Input material:
----------------
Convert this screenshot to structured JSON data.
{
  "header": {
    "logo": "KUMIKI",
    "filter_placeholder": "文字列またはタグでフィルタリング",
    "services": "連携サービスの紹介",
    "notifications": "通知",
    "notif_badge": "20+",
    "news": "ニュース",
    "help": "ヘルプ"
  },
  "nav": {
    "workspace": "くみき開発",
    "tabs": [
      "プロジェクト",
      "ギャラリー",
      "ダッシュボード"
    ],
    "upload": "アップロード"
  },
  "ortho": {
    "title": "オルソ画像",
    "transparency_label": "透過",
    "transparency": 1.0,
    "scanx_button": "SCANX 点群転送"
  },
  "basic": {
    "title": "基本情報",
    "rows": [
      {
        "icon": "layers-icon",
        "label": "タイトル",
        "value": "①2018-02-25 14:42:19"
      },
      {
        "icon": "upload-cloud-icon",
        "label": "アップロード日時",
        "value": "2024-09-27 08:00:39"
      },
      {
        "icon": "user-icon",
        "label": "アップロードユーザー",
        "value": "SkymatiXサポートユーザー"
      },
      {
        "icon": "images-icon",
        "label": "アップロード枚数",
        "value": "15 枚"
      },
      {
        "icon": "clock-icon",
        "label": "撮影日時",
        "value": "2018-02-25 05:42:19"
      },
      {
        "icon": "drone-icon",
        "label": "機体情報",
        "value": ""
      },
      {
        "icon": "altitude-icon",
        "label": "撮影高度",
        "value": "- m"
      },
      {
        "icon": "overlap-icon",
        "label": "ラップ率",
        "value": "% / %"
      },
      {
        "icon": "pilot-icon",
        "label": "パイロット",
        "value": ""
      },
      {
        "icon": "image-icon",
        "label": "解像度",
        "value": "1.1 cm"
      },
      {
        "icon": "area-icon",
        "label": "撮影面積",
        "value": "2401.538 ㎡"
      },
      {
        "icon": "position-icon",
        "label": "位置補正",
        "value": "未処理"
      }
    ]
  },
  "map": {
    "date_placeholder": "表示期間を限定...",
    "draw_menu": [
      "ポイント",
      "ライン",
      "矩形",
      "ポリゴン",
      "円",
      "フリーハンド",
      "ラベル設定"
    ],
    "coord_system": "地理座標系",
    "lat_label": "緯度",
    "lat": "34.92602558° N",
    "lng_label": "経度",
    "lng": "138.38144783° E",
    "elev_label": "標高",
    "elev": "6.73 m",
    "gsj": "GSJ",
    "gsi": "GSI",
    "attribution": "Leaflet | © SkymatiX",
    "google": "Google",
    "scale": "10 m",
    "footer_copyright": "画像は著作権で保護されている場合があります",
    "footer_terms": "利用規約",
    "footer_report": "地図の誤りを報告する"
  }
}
----------------
Give the count of lines holding the word "value" and nothing more.

12